Dataset entries on figures ▸
§
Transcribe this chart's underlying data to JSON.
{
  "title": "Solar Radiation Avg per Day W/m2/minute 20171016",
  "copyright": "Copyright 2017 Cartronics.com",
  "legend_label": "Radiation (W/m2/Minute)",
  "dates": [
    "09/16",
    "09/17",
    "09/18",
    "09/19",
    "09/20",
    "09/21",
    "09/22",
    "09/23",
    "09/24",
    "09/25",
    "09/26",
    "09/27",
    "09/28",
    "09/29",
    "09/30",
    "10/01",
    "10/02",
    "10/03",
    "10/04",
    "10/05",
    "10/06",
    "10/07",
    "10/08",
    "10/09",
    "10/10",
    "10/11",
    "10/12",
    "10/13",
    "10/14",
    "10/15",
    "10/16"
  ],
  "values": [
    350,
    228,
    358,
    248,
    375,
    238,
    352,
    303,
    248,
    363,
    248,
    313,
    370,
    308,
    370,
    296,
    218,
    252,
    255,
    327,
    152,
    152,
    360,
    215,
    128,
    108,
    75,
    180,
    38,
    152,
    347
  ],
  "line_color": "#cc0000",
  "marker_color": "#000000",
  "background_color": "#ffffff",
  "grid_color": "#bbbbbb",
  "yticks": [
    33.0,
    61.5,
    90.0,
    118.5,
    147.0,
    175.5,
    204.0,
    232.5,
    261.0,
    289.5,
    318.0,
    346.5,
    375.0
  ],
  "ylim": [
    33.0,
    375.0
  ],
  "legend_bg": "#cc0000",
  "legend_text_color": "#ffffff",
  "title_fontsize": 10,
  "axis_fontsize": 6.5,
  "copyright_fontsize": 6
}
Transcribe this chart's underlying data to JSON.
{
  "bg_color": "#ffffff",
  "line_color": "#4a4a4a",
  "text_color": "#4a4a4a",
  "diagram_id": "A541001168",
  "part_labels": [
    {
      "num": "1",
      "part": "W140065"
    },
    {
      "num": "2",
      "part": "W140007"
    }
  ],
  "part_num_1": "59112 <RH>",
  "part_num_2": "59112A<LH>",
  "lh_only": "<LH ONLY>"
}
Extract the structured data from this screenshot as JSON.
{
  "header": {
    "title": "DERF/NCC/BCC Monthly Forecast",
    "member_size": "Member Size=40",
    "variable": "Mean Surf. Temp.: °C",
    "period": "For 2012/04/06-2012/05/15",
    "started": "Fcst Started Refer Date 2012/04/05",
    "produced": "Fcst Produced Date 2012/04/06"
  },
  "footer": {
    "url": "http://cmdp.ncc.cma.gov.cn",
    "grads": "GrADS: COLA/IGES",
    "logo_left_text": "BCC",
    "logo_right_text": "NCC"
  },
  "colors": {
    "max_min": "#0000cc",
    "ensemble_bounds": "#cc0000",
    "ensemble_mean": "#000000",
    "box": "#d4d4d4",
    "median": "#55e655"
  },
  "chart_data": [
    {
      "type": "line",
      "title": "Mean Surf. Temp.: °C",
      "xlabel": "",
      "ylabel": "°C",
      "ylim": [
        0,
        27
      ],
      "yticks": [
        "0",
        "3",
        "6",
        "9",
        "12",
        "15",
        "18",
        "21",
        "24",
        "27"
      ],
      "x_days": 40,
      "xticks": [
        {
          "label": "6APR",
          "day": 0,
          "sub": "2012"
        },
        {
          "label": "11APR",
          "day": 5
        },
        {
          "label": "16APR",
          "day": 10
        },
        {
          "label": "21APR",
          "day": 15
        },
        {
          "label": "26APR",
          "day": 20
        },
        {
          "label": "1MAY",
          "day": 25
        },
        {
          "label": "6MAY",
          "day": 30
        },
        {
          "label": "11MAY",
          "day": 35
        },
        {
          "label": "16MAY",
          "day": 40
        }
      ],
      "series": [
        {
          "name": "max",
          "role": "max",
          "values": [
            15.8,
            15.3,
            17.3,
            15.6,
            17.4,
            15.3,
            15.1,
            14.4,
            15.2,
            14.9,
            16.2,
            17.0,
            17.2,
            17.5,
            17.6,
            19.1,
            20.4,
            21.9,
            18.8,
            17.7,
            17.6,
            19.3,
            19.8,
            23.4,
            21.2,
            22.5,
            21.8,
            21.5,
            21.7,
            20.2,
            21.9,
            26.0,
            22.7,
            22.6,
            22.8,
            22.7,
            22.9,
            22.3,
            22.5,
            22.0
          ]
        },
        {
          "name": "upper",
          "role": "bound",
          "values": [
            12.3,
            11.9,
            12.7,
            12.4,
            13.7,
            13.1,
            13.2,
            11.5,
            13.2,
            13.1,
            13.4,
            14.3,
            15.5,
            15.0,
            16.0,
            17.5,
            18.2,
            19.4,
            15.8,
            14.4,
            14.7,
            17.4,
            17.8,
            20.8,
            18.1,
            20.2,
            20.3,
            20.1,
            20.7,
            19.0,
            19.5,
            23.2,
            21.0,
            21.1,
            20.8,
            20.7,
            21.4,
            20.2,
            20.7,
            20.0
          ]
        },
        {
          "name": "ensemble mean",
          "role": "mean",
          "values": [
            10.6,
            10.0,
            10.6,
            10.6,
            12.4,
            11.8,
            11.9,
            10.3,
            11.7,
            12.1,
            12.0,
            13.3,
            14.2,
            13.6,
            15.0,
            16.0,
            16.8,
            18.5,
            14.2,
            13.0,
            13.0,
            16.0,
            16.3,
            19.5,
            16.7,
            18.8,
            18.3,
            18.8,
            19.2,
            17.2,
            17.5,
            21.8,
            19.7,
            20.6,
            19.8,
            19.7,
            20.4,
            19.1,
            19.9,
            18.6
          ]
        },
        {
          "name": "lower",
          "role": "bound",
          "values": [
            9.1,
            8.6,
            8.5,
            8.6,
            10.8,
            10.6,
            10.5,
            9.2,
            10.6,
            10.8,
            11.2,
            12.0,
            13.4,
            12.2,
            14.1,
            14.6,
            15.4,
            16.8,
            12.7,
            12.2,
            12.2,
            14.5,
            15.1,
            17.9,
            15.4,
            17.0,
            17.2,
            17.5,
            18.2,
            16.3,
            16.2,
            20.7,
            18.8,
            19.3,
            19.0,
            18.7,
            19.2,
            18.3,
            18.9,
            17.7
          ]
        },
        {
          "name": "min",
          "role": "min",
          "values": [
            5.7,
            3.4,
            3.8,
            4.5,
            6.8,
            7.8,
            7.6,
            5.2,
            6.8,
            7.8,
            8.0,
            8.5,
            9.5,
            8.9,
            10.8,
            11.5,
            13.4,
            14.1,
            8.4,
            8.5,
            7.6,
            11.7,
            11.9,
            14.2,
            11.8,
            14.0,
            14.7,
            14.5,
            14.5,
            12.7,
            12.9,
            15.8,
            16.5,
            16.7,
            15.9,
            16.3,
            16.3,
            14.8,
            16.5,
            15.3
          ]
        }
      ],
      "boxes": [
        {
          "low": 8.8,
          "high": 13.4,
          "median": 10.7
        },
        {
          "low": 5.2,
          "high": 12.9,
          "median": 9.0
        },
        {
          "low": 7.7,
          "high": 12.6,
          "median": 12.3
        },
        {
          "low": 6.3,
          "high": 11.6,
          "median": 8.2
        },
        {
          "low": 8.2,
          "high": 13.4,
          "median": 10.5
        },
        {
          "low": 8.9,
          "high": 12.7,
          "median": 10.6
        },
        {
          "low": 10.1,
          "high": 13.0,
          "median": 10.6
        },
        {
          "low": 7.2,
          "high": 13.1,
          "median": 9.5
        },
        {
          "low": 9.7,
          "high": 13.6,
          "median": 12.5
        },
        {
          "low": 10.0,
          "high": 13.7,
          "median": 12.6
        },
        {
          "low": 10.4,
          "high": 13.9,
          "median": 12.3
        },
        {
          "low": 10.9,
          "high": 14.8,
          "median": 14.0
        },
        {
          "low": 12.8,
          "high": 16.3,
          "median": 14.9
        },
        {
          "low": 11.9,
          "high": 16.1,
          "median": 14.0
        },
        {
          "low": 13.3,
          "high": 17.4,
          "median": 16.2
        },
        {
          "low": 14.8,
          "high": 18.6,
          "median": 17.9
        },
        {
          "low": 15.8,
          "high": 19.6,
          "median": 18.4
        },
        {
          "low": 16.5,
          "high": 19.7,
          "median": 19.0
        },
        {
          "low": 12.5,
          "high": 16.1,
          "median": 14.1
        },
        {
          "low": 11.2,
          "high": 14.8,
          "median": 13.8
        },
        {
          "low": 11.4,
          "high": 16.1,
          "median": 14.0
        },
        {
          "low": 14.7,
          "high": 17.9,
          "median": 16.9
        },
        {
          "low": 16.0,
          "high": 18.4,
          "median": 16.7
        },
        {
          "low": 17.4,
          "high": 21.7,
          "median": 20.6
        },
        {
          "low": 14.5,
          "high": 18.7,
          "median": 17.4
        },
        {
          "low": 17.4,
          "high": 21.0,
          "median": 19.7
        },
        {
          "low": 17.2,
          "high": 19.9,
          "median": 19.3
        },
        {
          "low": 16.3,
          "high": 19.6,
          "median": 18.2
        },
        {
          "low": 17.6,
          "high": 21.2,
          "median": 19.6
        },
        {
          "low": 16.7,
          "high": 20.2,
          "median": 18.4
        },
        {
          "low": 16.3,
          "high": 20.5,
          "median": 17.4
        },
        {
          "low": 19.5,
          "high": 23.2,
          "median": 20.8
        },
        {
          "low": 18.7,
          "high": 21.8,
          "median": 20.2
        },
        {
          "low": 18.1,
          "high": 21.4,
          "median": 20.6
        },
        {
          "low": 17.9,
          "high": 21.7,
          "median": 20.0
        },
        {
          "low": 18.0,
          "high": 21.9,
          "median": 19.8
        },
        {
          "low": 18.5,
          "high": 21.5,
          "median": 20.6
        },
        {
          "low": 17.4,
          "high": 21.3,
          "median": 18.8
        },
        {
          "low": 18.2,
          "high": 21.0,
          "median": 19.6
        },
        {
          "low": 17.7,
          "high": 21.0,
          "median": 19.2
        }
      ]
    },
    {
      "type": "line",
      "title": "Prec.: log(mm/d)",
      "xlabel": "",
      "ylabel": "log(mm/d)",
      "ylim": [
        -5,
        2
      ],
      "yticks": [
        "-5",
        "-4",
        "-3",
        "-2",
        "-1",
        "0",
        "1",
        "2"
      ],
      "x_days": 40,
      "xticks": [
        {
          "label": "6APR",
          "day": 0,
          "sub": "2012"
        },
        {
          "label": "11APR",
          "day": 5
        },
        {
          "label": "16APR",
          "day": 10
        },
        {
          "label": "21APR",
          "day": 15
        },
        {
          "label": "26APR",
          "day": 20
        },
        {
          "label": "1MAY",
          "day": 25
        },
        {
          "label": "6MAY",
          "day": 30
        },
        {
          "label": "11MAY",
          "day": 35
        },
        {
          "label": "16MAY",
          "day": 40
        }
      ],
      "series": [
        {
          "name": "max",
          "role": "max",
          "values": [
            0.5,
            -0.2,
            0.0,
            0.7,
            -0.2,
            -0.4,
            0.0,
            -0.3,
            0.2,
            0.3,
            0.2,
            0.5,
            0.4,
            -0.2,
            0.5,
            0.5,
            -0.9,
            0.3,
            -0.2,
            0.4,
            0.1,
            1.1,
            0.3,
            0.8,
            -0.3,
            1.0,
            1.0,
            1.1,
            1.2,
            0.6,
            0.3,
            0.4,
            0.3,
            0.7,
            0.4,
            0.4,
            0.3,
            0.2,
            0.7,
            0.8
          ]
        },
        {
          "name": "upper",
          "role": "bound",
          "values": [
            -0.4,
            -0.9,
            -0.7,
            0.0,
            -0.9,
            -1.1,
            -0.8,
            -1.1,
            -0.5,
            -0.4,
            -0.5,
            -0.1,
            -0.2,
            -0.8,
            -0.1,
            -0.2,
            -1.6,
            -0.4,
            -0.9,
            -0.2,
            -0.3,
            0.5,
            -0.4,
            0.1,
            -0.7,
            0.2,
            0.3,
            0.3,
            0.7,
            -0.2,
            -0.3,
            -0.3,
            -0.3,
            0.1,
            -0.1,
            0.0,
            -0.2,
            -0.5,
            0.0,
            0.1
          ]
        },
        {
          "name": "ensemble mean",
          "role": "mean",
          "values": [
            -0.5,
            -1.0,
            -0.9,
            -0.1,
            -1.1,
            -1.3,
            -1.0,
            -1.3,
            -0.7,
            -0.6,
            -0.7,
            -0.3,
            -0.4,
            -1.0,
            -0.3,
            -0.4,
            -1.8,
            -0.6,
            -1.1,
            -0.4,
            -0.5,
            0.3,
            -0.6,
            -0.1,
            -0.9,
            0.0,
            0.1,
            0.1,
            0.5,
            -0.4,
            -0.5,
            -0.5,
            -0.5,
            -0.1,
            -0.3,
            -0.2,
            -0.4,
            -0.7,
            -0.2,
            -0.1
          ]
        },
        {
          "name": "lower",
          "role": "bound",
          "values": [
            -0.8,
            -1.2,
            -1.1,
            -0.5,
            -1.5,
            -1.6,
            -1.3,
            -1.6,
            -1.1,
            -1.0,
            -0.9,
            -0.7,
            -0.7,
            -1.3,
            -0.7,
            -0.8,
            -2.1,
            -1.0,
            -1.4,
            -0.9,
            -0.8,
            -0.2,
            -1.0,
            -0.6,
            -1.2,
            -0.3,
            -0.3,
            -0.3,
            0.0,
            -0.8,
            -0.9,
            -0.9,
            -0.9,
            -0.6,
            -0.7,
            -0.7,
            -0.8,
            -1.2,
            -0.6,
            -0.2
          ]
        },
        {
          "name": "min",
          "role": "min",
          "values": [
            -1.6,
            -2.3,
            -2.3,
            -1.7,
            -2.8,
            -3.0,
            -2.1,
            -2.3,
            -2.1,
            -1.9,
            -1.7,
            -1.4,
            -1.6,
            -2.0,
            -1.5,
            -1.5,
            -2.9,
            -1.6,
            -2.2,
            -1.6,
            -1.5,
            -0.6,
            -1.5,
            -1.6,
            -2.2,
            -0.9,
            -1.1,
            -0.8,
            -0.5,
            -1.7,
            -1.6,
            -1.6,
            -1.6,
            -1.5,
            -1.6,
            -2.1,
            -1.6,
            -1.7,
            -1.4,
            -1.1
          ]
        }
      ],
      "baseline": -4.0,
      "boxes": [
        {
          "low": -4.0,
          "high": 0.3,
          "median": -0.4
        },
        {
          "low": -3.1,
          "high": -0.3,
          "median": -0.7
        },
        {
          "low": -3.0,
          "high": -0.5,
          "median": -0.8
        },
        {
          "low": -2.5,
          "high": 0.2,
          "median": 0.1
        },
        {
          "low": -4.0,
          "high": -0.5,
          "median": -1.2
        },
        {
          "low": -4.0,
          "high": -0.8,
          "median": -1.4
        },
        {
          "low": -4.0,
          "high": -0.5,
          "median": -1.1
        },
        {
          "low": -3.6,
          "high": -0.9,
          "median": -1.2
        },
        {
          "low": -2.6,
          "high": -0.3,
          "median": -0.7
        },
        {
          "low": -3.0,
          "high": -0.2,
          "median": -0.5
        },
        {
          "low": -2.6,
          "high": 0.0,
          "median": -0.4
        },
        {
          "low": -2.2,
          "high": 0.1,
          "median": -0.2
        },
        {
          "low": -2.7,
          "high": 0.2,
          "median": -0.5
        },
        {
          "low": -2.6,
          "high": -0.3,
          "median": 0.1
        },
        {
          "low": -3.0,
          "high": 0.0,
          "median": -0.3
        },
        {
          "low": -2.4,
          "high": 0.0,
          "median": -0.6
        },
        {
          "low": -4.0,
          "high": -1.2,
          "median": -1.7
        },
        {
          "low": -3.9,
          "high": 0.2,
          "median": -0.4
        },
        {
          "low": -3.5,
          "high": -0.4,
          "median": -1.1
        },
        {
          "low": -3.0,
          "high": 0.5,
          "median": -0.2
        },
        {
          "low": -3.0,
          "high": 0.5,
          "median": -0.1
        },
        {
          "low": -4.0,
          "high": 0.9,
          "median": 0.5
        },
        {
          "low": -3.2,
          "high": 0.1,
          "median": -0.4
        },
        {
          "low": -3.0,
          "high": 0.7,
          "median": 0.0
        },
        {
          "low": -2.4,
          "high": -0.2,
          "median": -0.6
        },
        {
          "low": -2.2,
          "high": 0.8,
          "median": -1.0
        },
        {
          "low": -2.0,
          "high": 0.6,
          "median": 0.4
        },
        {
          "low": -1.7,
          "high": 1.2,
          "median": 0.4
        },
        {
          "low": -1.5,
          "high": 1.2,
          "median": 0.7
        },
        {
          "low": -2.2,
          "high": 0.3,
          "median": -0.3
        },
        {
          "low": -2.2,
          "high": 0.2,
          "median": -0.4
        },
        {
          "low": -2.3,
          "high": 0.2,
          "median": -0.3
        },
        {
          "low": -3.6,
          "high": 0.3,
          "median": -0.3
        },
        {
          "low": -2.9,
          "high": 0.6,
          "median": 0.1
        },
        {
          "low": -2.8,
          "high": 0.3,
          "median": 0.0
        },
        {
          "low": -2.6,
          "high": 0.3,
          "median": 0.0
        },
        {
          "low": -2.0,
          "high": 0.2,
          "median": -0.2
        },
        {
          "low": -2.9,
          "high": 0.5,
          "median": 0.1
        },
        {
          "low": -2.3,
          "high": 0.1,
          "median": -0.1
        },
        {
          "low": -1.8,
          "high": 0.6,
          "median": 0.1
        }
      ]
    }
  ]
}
§
Go through the records line by line and count those containing the string "Fcst". Give only the total.

2